Below are some records. Say how many of their lines contain the string "setting", and give nothing but the number.

* **Data for this exercise**:
[Start of Attachment]
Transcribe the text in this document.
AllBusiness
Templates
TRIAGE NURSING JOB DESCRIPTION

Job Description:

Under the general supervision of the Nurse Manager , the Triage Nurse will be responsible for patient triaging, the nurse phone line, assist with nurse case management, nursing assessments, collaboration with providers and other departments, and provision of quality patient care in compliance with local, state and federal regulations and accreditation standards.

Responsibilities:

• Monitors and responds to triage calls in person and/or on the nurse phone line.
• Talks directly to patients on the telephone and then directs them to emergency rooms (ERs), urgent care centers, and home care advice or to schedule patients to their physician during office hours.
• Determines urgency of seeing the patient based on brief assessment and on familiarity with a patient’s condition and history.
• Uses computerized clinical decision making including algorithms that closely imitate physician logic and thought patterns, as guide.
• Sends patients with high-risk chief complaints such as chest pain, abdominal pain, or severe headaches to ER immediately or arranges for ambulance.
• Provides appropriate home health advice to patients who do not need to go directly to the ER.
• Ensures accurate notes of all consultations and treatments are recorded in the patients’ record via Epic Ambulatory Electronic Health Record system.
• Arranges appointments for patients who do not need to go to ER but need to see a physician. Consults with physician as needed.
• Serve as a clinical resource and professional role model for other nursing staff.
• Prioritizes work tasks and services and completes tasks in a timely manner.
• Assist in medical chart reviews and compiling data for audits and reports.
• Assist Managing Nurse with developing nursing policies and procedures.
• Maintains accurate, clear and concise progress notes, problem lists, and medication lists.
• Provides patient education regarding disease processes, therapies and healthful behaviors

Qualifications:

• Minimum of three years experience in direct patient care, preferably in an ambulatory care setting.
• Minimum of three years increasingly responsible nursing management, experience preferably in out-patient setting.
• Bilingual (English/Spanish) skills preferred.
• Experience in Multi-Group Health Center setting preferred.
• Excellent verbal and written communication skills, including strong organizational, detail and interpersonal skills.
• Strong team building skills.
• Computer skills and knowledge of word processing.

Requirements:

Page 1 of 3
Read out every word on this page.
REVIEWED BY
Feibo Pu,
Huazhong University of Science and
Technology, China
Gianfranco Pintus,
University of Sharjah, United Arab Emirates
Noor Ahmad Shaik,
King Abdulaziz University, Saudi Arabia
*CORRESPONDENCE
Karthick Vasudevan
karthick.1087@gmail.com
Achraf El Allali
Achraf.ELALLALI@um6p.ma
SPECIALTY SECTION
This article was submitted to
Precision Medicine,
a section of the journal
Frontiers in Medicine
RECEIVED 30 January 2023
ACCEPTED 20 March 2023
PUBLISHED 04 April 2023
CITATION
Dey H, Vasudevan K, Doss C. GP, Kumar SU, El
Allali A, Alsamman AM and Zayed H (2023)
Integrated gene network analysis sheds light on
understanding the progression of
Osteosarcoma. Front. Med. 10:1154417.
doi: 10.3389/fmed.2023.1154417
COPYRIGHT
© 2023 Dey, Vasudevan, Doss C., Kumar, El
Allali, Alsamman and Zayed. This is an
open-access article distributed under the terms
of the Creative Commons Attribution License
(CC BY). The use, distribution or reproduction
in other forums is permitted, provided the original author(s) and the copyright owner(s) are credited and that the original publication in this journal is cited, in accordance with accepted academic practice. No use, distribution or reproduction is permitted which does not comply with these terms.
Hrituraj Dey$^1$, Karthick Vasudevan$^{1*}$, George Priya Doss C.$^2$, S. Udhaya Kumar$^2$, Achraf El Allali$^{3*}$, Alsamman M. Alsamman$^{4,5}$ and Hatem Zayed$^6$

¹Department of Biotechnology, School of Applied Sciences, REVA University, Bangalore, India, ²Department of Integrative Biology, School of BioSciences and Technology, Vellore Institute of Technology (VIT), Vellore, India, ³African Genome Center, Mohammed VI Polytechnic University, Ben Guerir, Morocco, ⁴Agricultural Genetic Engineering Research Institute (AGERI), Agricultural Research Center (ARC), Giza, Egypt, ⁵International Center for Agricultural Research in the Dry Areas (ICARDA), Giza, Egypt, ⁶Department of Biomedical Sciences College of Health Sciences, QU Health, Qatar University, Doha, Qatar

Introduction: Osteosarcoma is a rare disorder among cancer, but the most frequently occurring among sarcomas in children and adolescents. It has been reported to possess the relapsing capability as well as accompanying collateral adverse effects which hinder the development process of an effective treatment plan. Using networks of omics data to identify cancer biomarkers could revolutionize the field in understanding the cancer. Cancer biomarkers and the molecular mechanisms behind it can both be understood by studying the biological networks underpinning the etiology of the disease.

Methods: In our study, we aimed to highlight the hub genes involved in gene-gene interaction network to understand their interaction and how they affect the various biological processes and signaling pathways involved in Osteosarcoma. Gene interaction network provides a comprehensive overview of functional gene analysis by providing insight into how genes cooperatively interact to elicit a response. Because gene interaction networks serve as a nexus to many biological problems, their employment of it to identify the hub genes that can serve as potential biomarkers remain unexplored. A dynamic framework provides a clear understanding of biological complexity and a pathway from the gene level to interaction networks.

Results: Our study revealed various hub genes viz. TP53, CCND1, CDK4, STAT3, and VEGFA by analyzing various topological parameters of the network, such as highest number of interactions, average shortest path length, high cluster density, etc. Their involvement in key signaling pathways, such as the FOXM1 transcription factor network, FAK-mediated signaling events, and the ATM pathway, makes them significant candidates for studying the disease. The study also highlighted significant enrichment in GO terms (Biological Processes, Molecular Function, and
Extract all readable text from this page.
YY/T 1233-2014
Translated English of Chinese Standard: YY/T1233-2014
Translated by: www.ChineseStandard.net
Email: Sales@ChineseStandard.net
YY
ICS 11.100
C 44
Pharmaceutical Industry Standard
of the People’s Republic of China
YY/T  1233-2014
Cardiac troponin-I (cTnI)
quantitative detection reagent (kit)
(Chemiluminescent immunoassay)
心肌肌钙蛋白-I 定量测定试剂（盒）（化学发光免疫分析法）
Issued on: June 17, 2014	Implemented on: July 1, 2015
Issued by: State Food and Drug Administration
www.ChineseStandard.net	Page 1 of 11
[End of Attachment]
* **Written response**:
3